Studio album by the Walter Trout Band
- Released: May 19, 1997
- Recorded: February 19 – March 21, 1997
- Studio: 315 Beale St. Recording (Memphis, Tennessee)
- Genre: Blues rock; electric blues;
- Length: 71:43
- Label: Provogue
- Producer: Jim Gaines

Walter Trout solo chronology
| Breaking the Rules (1995) | Positively Beale St. (1997) | Livin' Every Day (1999) |

Singles from Positively Beale St.
- "Let Me Be the One" Released: October 6, 1997; "Got a Broken Heart" Released: 1998;

Alternative cover
- Ruf Records Walter Trout cover

= Positively Beale St. =

1997 studio album by the Walter Trout Band

Positively Beale St. is the sixth solo studio album by American blues rock musician Walter Trout, the last to be credited to the Walter Trout Band. Recorded between February and March 1997 at 315 Beale St. Recording in Memphis, Tennessee, it was produced by Jim Gaines and released on May 19, 1997, by Provogue Records. The album charted at number 65 on the Dutch Albums Chart and number 9 on the UK Jazz & Blues Albums Chart. Following its initial release in Europe, Positively Beale St. was issued in North America by Ruf Records under the title Walter Trout, credited to Trout as a solo artist.

**REQUIREMENT A:** According to the album page, what position did the album reach on the UK Jazz & Blues Albums Chart?
**REQUIREMENT B:** Write out the stretch of the album page from "- Genre: Blues" through "from Positively Beale St.", substituting "Ruf Records" for each "Provogue".

**INFORMATION SUPPLIED:**
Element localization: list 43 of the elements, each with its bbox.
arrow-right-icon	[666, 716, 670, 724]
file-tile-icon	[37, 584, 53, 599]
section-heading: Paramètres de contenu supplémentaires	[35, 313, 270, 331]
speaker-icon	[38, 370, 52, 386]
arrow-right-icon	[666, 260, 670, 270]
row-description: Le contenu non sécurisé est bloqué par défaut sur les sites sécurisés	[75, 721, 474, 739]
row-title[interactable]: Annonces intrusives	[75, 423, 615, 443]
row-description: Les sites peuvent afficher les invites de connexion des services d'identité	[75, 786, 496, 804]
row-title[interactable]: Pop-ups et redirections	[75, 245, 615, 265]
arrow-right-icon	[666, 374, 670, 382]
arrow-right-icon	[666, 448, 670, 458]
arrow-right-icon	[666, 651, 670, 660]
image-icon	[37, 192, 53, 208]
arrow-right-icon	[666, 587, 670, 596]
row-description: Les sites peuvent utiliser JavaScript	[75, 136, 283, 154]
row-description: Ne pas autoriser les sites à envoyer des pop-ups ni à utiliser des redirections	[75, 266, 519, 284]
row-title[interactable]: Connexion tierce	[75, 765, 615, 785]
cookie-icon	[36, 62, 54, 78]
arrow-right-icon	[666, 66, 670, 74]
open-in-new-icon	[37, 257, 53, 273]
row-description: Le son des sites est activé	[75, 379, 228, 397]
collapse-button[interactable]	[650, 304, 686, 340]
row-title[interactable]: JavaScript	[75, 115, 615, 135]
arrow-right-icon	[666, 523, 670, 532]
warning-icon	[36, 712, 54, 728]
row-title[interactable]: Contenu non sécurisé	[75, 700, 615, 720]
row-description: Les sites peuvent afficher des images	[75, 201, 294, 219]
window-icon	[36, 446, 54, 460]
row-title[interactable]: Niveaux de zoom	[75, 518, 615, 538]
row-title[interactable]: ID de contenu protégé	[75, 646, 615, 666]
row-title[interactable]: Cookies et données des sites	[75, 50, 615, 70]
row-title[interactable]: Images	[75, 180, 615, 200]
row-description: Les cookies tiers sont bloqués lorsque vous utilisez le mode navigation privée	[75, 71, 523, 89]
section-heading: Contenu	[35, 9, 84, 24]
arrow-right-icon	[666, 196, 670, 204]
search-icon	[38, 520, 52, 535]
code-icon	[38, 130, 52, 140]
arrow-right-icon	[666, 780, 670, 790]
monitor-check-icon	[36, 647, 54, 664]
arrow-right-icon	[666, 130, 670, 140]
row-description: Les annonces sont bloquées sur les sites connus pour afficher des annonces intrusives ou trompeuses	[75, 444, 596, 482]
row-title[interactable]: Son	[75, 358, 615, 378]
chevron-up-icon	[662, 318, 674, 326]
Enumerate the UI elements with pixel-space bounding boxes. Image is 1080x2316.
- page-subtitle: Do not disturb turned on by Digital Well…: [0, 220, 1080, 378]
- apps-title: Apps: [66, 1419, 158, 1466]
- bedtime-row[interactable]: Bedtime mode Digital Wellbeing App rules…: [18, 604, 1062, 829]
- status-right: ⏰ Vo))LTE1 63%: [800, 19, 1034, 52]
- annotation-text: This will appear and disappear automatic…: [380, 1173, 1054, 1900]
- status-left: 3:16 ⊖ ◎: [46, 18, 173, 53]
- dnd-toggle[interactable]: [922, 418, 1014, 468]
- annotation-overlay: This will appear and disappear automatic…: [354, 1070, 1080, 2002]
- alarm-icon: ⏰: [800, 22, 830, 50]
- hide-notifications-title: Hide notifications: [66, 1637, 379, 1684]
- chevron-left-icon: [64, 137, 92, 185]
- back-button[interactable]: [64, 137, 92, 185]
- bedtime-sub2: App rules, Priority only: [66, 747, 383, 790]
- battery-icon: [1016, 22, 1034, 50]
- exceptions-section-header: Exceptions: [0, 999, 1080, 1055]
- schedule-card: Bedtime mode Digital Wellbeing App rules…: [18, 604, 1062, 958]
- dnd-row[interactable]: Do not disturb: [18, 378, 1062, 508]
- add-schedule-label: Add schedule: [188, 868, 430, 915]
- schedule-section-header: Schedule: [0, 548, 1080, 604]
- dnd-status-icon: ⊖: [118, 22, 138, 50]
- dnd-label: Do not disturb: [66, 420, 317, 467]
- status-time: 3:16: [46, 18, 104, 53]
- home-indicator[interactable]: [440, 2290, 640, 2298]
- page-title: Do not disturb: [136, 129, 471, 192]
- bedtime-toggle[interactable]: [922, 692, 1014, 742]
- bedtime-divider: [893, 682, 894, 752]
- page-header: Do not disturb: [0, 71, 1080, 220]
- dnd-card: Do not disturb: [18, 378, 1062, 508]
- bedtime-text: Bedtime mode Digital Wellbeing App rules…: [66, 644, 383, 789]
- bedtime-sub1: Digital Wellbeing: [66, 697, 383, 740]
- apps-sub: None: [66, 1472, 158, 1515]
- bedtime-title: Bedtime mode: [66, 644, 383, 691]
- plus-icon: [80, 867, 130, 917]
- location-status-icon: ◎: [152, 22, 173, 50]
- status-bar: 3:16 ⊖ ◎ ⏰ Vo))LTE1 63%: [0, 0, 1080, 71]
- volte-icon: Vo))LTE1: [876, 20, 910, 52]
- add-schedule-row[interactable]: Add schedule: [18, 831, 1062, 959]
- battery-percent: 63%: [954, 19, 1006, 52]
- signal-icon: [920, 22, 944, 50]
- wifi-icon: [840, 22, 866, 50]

**CORRECT ANSWER A:** Number 9

**CORRECT ANSWER B:**
- Genre: Blues rock; electric blues;
- Length: 71:43
- Label: Ruf Records
- Producer: Jim Gaines

Walter Trout solo chronology
| Breaking the Rules (1995) | Positively Beale St. (1997) | Livin' Every Day (1999) |

Singles from Positively Beale St.